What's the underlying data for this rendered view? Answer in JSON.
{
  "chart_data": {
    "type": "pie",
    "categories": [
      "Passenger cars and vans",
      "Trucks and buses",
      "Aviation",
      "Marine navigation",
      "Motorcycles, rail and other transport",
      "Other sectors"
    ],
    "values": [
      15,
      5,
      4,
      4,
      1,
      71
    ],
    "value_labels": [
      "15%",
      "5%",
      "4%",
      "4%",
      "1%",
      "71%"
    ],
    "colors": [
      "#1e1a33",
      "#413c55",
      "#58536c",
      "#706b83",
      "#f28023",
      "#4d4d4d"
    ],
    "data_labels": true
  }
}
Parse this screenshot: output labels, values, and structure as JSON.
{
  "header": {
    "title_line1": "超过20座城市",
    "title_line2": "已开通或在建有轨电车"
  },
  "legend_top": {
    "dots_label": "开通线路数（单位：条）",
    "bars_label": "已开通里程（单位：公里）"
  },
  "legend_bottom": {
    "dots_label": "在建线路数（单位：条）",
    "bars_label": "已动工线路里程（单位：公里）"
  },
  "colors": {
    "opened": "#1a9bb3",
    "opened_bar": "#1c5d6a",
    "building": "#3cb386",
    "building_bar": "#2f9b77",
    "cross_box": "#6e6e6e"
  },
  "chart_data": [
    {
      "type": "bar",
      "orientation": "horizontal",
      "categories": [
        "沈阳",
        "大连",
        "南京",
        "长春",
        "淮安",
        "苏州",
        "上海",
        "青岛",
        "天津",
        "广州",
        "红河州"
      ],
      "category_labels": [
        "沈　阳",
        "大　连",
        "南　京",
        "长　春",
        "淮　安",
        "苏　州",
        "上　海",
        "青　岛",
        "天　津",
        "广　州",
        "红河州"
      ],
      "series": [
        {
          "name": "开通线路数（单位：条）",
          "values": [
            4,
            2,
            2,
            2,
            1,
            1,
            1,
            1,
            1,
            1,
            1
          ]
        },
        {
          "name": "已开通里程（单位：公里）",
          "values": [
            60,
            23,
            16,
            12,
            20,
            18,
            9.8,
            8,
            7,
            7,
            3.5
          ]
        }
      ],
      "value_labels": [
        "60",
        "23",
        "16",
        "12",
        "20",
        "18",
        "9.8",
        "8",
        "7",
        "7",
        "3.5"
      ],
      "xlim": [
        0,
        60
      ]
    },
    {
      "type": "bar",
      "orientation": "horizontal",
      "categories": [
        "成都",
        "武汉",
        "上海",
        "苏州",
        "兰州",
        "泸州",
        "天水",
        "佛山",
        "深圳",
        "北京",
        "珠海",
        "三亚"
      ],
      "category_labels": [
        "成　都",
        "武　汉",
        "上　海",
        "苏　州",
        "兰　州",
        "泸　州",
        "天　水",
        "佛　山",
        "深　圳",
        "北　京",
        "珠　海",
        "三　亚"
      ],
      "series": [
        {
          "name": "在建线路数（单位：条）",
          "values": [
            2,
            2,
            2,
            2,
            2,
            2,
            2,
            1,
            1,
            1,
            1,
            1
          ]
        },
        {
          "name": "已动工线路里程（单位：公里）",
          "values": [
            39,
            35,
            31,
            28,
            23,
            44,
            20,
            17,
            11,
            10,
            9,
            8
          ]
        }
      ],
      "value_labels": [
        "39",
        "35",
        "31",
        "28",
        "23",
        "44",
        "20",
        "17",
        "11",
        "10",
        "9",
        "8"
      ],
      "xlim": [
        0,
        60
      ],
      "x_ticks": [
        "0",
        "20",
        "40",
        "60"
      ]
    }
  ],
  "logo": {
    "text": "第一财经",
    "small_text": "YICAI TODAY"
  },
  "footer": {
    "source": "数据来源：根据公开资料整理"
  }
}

- **STATED EXERCISE**
Show the data once more, exactly as it was written.

- **RESULT FOR THIS TASK**
What's the underlying data for this rendered view? Answer in JSON.
{
  "chart_data": {
    "type": "pie",
    "categories": [
      "Passenger cars and vans",
      "Trucks and buses",
      "Aviation",
      "Marine navigation",
      "Motorcycles, rail and other transport",
      "Other sectors"
    ],
    "values": [
      15,
      5,
      4,
      4,
      1,
      71
    ],
    "value_labels": [
      "15%",
      "5%",
      "4%",
      "4%",
      "1%",
      "71%"
    ],
    "colors": [
      "#1e1a33",
      "#413c55",
      "#58536c",
      "#706b83",
      "#f28023",
      "#4d4d4d"
    ],
    "data_labels": true
  }
}
Parse this screenshot: output labels, values, and structure as JSON.
{
  "header": {
    "title_line1": "超过20座城市",
    "title_line2": "已开通或在建有轨电车"
  },
  "legend_top": {
    "dots_label": "开通线路数（单位：条）",
    "bars_label": "已开通里程（单位：公里）"
  },
  "legend_bottom": {
    "dots_label": "在建线路数（单位：条）",
    "bars_label": "已动工线路里程（单位：公里）"
  },
  "colors": {
    "opened": "#1a9bb3",
    "opened_bar": "#1c5d6a",
    "building": "#3cb386",
    "building_bar": "#2f9b77",
    "cross_box": "#6e6e6e"
  },
  "chart_data": [
    {
      "type": "bar",
      "orientation": "horizontal",
      "categories": [
        "沈阳",
        "大连",
        "南京",
        "长春",
        "淮安",
        "苏州",
        "上海",
        "青岛",
        "天津",
        "广州",
        "红河州"
      ],
      "category_labels": [
        "沈　阳",
        "大　连",
        "南　京",
        "长　春",
        "淮　安",
        "苏　州",
        "上　海",
        "青　岛",
        "天　津",
        "广　州",
        "红河州"
      ],
      "series": [
        {
          "name": "开通线路数（单位：条）",
          "values": [
            4,
            2,
            2,
            2,
            1,
            1,
            1,
            1,
            1,
            1,
            1
          ]
        },
        {
          "name": "已开通里程（单位：公里）",
          "values": [
            60,
            23,
            16,
            12,
            20,
            18,
            9.8,
            8,
            7,
            7,
            3.5
          ]
        }
      ],
      "value_labels": [
        "60",
        "23",
        "16",
        "12",
        "20",
        "18",
        "9.8",
        "8",
        "7",
        "7",
        "3.5"
      ],
      "xlim": [
        0,
        60
      ]
    },
    {
      "type": "bar",
      "orientation": "horizontal",
      "categories": [
        "成都",
        "武汉",
        "上海",
        "苏州",
        "兰州",
        "泸州",
        "天水",
        "佛山",
        "深圳",
        "北京",
        "珠海",
        "三亚"
      ],
      "category_labels": [
        "成　都",
        "武　汉",
        "上　海",
        "苏　州",
        "兰　州",
        "泸　州",
        "天　水",
        "佛　山",
        "深　圳",
        "北　京",
        "珠　海",
        "三　亚"
      ],
      "series": [
        {
          "name": "在建线路数（单位：条）",
          "values": [
            2,
            2,
            2,
            2,
            2,
            2,
            2,
            1,
            1,
            1,
            1,
            1
          ]
        },
        {
          "name": "已动工线路里程（单位：公里）",
          "values": [
            39,
            35,
            31,
            28,
            23,
            44,
            20,
            17,
            11,
            10,
            9,
            8
          ]
        }
      ],
      "value_labels": [
        "39",
        "35",
        "31",
        "28",
        "23",
        "44",
        "20",
        "17",
        "11",
        "10",
        "9",
        "8"
      ],
      "xlim": [
        0,
        60
      ],
      "x_ticks": [
        "0",
        "20",
        "40",
        "60"
      ]
    }
  ],
  "logo": {
    "text": "第一财经",
    "small_text": "YICAI TODAY"
  },
  "footer": {
    "source": "数据来源：根据公开资料整理"
  }
}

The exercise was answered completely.